__Task directions__: Return everything from the start of the items below down to the line containing "staticText: Wallpa- pers", with both ends included and each line reproduced without any change.

--- start Material shown ---

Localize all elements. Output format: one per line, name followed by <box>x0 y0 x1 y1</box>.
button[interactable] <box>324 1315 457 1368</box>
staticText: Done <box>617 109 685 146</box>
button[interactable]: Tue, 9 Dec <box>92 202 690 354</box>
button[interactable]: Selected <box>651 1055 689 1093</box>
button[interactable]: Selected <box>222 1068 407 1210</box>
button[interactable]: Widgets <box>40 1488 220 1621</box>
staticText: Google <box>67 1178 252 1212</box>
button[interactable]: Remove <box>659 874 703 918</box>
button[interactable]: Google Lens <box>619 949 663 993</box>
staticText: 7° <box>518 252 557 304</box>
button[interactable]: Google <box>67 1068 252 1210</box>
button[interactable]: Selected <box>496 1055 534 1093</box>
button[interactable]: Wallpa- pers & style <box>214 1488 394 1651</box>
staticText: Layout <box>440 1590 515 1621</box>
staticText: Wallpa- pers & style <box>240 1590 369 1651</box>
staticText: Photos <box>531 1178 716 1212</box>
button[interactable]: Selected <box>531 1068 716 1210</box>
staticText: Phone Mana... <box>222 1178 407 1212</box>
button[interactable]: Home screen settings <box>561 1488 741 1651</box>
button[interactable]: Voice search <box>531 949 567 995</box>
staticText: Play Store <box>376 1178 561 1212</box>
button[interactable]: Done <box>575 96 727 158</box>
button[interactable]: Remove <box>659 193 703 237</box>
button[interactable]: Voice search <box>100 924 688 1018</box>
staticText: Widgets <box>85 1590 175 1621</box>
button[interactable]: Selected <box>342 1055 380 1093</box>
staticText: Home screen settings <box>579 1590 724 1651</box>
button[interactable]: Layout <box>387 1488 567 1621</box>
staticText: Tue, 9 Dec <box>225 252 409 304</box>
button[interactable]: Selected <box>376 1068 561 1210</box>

--- end Material shown ---

__Answer to the task__:
Localize all elements. Output format: one per line, name followed by <box>x0 y0 x1 y1</box>.
button[interactable] <box>324 1315 457 1368</box>
staticText: Done <box>617 109 685 146</box>
button[interactable]: Tue, 9 Dec <box>92 202 690 354</box>
button[interactable]: Selected <box>651 1055 689 1093</box>
button[interactable]: Selected <box>222 1068 407 1210</box>
button[interactable]: Widgets <box>40 1488 220 1621</box>
staticText: Google <box>67 1178 252 1212</box>
button[interactable]: Remove <box>659 874 703 918</box>
button[interactable]: Google Lens <box>619 949 663 993</box>
staticText: 7° <box>518 252 557 304</box>
button[interactable]: Google <box>67 1068 252 1210</box>
button[interactable]: Selected <box>496 1055 534 1093</box>
button[interactable]: Wallpa- pers & style <box>214 1488 394 1651</box>
staticText: Layout <box>440 1590 515 1621</box>
staticText: Wallpa- pers & style <box>240 1590 369 1651</box>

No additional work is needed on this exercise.